__STATED TASK__
Go through the records underneath and write each one out again exactly.

__RECORDS FOR THIS TASK__
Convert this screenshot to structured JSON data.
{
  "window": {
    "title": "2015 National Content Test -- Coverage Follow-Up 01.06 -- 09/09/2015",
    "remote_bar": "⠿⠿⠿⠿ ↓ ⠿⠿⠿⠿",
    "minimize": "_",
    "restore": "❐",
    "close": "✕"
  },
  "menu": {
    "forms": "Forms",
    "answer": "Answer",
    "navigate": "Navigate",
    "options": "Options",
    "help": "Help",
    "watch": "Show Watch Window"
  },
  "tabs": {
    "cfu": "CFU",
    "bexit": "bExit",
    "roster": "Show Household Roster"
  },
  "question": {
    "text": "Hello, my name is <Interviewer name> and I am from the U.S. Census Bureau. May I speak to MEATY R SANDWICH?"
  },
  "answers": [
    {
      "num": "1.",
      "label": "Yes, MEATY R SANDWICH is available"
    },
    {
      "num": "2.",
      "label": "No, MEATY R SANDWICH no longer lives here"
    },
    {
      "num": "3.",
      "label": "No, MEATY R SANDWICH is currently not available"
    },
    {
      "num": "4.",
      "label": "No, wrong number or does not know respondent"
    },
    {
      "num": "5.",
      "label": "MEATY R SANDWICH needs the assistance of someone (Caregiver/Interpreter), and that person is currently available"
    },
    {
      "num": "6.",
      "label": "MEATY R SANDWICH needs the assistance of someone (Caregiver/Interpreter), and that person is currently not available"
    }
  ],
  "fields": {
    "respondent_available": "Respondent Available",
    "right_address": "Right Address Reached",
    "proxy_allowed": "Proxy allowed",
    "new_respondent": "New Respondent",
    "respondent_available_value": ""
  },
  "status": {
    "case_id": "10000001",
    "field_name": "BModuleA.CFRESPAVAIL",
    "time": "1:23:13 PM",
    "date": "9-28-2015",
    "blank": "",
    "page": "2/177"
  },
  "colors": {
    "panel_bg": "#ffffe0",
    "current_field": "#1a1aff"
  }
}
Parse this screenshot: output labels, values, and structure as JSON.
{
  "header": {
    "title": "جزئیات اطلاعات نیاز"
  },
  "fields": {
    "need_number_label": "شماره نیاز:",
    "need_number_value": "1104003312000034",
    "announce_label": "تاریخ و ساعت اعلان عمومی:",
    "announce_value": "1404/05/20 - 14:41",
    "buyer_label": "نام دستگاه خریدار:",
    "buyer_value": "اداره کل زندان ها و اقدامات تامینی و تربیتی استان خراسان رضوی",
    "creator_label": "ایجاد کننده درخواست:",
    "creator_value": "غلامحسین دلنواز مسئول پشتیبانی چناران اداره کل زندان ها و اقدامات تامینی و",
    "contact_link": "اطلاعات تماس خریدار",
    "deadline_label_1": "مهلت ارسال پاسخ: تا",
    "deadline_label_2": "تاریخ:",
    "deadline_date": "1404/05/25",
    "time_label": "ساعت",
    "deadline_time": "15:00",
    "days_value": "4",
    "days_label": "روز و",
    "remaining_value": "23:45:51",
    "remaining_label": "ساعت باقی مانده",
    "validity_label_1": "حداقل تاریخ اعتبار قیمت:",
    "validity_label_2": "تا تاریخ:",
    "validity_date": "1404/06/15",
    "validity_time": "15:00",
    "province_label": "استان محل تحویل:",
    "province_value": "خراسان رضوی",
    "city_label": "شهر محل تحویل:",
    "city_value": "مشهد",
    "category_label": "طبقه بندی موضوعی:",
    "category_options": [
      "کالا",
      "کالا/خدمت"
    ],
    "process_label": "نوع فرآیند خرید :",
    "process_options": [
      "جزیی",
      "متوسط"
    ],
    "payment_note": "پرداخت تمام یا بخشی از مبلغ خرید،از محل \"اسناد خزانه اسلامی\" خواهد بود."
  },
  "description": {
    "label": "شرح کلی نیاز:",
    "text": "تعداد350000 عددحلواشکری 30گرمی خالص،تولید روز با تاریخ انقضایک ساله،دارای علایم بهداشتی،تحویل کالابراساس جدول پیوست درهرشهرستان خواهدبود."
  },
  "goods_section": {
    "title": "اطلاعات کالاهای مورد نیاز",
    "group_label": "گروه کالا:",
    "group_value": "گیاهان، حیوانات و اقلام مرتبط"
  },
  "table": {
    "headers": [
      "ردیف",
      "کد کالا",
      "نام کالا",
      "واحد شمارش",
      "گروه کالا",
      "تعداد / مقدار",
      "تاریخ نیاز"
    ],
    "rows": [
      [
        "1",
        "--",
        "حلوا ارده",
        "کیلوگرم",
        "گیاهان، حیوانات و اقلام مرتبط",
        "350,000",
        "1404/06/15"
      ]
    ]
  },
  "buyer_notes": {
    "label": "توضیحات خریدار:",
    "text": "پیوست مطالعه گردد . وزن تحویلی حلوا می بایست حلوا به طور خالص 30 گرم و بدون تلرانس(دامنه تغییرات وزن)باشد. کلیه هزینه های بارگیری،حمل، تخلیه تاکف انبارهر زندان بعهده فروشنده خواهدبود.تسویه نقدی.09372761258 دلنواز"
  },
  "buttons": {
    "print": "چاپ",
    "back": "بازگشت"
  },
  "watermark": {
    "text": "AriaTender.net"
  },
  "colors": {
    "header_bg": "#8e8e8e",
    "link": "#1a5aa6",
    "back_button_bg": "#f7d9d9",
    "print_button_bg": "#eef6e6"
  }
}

__SOLUTION FOR THIS TASK__
Convert this screenshot to structured JSON data.
{
  "window": {
    "title": "2015 National Content Test -- Coverage Follow-Up 01.06 -- 09/09/2015",
    "remote_bar": "⠿⠿⠿⠿ ↓ ⠿⠿⠿⠿",
    "minimize": "_",
    "restore": "❐",
    "close": "✕"
  },
  "menu": {
    "forms": "Forms",
    "answer": "Answer",
    "navigate": "Navigate",
    "options": "Options",
    "help": "Help",
    "watch": "Show Watch Window"
  },
  "tabs": {
    "cfu": "CFU",
    "bexit": "bExit",
    "roster": "Show Household Roster"
  },
  "question": {
    "text": "Hello, my name is <Interviewer name> and I am from the U.S. Census Bureau. May I speak to MEATY R SANDWICH?"
  },
  "answers": [
    {
      "num": "1.",
      "label": "Yes, MEATY R SANDWICH is available"
    },
    {
      "num": "2.",
      "label": "No, MEATY R SANDWICH no longer lives here"
    },
    {
      "num": "3.",
      "label": "No, MEATY R SANDWICH is currently not available"
    },
    {
      "num": "4.",
      "label": "No, wrong number or does not know respondent"
    },
    {
      "num": "5.",
      "label": "MEATY R SANDWICH needs the assistance of someone (Caregiver/Interpreter), and that person is currently available"
    },
    {
      "num": "6.",
      "label": "MEATY R SANDWICH needs the assistance of someone (Caregiver/Interpreter), and that person is currently not available"
    }
  ],
  "fields": {
    "respondent_available": "Respondent Available",
    "right_address": "Right Address Reached",
    "proxy_allowed": "Proxy allowed",
    "new_respondent": "New Respondent",
    "respondent_available_value": ""
  },
  "status": {
    "case_id": "10000001",
    "field_name": "BModuleA.CFRESPAVAIL",
    "time": "1:23:13 PM",
    "date": "9-28-2015",
    "blank": "",
    "page": "2/177"
  },
  "colors": {
    "panel_bg": "#ffffe0",
    "current_field": "#1a1aff"
  }
}
Parse this screenshot: output labels, values, and structure as JSON.
{
  "header": {
    "title": "جزئیات اطلاعات نیاز"
  },
  "fields": {
    "need_number_label": "شماره نیاز:",
    "need_number_value": "1104003312000034",
    "announce_label": "تاریخ و ساعت اعلان عمومی:",
    "announce_value": "1404/05/20 - 14:41",
    "buyer_label": "نام دستگاه خریدار:",
    "buyer_value": "اداره کل زندان ها و اقدامات تامینی و تربیتی استان خراسان رضوی",
    "creator_label": "ایجاد کننده درخواست:",
    "creator_value": "غلامحسین دلنواز مسئول پشتیبانی چناران اداره کل زندان ها و اقدامات تامینی و",
    "contact_link": "اطلاعات تماس خریدار",
    "deadline_label_1": "مهلت ارسال پاسخ: تا",
    "deadline_label_2": "تاریخ:",
    "deadline_date": "1404/05/25",
    "time_label": "ساعت",
    "deadline_time": "15:00",
    "days_value": "4",
    "days_label": "روز و",
    "remaining_value": "23:45:51",
    "remaining_label": "ساعت باقی مانده",
    "validity_label_1": "حداقل تاریخ اعتبار قیمت:",
    "validity_label_2": "تا تاریخ:",
    "validity_date": "1404/06/15",
    "validity_time": "15:00",
    "province_label": "استان محل تحویل:",
    "province_value": "خراسان رضوی",
    "city_label": "شهر محل تحویل:",
    "city_value": "مشهد",
    "category_label": "طبقه بندی موضوعی:",
    "category_options": [
      "کالا",
      "کالا/خدمت"
    ],
    "process_label": "نوع فرآیند خرید :",
    "process_options": [
      "جزیی",
      "متوسط"
    ],
    "payment_note": "پرداخت تمام یا بخشی از مبلغ خرید،از محل \"اسناد خزانه اسلامی\" خواهد بود."
  },
  "description": {
    "label": "شرح کلی نیاز:",
    "text": "تعداد350000 عددحلواشکری 30گرمی خالص،تولید روز با تاریخ انقضایک ساله،دارای علایم بهداشتی،تحویل کالابراساس جدول پیوست درهرشهرستان خواهدبود."
  },
  "goods_section": {
    "title": "اطلاعات کالاهای مورد نیاز",
    "group_label": "گروه کالا:",
    "group_value": "گیاهان، حیوانات و اقلام مرتبط"
  },
  "table": {
    "headers": [
      "ردیف",
      "کد کالا",
      "نام کالا",
      "واحد شمارش",
      "گروه کالا",
      "تعداد / مقدار",
      "تاریخ نیاز"
    ],
    "rows": [
      [
        "1",
        "--",
        "حلوا ارده",
        "کیلوگرم",
        "گیاهان، حیوانات و اقلام مرتبط",
        "350,000",
        "1404/06/15"
      ]
    ]
  },
  "buyer_notes": {
    "label": "توضیحات خریدار:",
    "text": "پیوست مطالعه گردد . وزن تحویلی حلوا می بایست حلوا به طور خالص 30 گرم و بدون تلرانس(دامنه تغییرات وزن)باشد. کلیه هزینه های بارگیری،حمل، تخلیه تاکف انبارهر زندان بعهده فروشنده خواهدبود.تسویه نقدی.09372761258 دلنواز"
  },
  "buttons": {
    "print": "چاپ",
    "back": "بازگشت"
  },
  "watermark": {
    "text": "AriaTender.net"
  },
  "colors": {
    "header_bg": "#8e8e8e",
    "link": "#1a5aa6",
    "back_button_bg": "#f7d9d9",
    "print_button_bg": "#eef6e6"
  }
}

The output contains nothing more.